# Start of RECORD LIST

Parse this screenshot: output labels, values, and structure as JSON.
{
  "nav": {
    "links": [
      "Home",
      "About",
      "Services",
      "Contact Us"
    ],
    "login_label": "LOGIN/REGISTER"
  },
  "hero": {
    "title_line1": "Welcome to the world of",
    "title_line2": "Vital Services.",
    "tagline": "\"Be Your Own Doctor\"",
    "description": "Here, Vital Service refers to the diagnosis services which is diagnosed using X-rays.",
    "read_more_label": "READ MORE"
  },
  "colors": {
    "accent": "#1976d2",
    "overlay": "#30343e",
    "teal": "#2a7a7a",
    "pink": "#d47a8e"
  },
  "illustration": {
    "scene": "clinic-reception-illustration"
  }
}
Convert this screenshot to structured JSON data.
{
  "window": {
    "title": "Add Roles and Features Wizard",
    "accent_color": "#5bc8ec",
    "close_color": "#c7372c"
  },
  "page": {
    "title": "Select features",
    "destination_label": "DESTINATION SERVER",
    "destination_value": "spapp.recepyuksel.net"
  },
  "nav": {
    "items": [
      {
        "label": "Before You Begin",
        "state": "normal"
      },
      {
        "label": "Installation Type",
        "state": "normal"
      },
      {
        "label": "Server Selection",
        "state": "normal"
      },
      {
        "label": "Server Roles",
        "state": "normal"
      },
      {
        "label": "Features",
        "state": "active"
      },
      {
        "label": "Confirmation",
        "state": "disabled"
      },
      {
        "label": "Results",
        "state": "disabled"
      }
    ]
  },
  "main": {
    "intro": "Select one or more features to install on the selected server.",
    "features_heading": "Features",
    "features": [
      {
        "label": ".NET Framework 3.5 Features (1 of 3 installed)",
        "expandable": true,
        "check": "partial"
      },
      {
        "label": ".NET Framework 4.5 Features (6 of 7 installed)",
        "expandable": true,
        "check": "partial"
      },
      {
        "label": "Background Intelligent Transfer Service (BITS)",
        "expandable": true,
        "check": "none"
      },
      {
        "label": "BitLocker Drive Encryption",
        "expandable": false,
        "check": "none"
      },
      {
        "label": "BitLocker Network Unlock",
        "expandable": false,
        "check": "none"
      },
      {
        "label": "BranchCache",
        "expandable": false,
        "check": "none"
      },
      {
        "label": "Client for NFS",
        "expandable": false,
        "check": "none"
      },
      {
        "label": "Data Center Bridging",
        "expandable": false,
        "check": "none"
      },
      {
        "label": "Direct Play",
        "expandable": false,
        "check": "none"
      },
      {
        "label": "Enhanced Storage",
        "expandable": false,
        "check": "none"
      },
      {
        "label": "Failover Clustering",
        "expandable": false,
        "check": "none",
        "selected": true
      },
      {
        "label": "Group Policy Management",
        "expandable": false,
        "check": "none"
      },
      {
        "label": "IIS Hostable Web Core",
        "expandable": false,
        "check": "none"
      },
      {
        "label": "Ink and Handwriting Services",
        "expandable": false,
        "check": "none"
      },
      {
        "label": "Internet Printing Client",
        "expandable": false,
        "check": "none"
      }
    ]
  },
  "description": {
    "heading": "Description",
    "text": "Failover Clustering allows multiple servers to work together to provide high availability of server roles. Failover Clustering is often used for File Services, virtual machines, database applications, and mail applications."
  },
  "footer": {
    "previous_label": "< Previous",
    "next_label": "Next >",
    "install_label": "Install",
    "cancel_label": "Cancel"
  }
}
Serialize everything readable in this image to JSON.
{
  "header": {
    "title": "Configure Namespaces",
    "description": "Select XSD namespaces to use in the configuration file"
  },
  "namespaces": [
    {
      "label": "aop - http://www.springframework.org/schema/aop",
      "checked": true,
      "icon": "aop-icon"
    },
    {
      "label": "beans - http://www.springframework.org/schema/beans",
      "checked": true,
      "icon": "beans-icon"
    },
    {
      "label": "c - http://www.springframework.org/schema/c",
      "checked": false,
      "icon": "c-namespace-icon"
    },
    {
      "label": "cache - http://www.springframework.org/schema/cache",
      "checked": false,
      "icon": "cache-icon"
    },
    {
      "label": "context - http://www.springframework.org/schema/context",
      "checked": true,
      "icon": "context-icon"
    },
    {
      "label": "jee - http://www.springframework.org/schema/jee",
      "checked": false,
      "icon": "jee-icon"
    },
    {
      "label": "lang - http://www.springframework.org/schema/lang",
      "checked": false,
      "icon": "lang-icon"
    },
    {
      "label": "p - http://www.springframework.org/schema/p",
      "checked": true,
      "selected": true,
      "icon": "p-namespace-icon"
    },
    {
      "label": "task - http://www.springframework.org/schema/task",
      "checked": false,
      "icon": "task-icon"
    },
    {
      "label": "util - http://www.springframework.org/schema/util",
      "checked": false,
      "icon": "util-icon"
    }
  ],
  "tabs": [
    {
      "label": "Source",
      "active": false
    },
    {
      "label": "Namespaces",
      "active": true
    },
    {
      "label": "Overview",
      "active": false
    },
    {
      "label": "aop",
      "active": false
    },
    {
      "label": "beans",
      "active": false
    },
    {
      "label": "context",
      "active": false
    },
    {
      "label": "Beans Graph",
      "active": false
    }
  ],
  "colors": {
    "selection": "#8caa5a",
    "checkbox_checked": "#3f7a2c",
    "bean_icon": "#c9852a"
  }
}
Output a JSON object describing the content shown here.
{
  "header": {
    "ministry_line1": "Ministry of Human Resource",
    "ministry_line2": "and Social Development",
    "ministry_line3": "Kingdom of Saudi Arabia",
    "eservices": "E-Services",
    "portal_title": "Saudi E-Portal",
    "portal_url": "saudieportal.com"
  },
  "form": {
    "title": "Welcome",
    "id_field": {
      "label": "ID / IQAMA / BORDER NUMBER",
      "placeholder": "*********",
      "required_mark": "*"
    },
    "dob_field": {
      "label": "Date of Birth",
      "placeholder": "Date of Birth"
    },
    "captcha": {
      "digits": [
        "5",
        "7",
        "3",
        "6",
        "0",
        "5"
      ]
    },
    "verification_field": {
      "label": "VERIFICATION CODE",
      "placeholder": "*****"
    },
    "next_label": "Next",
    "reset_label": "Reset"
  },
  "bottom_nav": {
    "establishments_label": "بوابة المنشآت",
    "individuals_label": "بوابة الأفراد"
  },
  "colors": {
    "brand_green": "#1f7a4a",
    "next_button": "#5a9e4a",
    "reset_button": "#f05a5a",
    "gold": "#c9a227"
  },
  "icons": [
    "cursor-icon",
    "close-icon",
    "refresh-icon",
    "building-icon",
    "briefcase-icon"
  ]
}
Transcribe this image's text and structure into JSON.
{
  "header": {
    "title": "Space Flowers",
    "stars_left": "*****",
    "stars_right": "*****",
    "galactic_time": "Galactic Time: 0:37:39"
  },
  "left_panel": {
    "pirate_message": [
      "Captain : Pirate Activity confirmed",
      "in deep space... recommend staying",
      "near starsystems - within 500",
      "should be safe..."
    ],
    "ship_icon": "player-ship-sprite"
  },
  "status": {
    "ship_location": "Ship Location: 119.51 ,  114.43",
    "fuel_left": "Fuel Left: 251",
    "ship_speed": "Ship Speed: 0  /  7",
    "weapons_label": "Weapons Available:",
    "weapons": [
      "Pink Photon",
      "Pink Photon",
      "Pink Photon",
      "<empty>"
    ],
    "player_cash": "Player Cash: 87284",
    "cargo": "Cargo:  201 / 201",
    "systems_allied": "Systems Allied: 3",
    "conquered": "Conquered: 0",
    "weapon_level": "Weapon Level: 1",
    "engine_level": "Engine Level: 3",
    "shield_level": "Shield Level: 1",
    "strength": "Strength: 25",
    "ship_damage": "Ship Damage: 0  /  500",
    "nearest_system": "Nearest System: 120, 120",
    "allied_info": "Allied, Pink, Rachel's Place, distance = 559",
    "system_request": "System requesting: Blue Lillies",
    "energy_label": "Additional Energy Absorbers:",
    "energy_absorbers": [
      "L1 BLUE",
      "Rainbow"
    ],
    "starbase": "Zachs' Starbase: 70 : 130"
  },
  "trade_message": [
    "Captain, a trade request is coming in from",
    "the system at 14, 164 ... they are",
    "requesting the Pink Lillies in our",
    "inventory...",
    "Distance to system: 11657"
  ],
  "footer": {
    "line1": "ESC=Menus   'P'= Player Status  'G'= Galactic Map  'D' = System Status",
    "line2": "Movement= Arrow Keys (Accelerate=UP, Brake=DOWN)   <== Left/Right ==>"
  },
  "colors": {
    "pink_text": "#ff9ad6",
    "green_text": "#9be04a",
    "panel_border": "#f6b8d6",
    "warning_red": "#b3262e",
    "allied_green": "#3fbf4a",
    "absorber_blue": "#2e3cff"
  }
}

# End of RECORD LIST

### TASK DIRECTIONS
Filter lines by "Clustering" and return each hit.

### COMPLETE OUTPUT
        "label": "Failover Clustering",
    "text": "Failover Clustering allows multiple servers to work together to provide high availability of server roles. Failover Clustering is often used for File Services, virtual machines, database applications, and mail applications."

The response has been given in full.